== Task material

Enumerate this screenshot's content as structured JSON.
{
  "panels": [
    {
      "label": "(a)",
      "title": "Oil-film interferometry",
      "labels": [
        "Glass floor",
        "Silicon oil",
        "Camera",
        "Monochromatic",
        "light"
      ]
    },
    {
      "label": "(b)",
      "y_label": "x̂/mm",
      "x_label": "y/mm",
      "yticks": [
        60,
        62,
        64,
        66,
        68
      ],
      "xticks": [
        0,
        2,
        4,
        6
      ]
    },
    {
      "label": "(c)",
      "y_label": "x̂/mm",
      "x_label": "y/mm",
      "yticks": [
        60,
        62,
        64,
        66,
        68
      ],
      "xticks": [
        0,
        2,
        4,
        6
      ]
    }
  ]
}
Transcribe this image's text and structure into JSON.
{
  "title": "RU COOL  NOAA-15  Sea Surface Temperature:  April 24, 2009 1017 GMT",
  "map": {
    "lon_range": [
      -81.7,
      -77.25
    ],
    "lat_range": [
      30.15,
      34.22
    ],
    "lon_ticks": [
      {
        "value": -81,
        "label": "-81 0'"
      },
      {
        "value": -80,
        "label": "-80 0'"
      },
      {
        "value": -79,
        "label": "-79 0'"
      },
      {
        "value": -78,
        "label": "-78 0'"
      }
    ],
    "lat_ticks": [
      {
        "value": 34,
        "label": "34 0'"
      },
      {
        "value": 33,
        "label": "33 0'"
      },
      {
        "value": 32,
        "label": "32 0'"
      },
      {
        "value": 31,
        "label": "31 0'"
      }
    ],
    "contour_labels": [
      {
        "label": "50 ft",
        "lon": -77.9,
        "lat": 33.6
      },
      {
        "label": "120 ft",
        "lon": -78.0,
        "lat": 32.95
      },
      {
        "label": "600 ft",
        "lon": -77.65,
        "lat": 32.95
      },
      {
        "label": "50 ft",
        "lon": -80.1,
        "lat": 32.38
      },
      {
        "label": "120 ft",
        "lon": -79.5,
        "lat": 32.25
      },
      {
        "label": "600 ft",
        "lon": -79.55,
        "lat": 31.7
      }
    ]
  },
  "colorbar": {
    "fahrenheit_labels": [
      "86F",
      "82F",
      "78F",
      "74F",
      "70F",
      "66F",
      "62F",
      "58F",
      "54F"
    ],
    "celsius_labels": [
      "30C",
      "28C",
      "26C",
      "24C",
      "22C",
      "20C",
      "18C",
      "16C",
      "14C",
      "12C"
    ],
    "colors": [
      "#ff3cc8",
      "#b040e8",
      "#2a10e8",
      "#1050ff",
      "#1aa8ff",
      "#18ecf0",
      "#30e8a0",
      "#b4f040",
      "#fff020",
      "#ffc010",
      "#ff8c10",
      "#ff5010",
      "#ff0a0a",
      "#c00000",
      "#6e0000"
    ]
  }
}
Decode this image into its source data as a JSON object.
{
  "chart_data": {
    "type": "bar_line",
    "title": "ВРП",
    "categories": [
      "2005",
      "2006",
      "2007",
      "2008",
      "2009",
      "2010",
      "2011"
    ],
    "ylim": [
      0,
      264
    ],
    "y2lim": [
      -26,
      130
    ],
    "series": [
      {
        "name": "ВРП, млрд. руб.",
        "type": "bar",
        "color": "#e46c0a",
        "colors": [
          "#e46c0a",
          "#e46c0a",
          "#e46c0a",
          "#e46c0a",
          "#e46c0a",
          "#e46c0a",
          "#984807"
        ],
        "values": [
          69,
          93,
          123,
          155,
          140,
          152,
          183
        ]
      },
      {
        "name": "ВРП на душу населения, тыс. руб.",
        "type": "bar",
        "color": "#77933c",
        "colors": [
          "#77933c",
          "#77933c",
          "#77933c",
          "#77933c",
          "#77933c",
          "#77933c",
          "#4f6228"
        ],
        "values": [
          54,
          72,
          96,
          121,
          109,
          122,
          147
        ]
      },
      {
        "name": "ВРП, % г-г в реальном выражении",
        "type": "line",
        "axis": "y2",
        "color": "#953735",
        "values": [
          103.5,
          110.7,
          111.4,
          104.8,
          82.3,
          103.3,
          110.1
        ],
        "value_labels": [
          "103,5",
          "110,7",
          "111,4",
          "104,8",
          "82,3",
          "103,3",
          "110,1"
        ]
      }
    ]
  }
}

====

*Stated task*. Select every line where the word "image" occurs.

*Output below*.
Transcribe this image's text and structure into JSON.
Decode this image into its source data as a JSON object.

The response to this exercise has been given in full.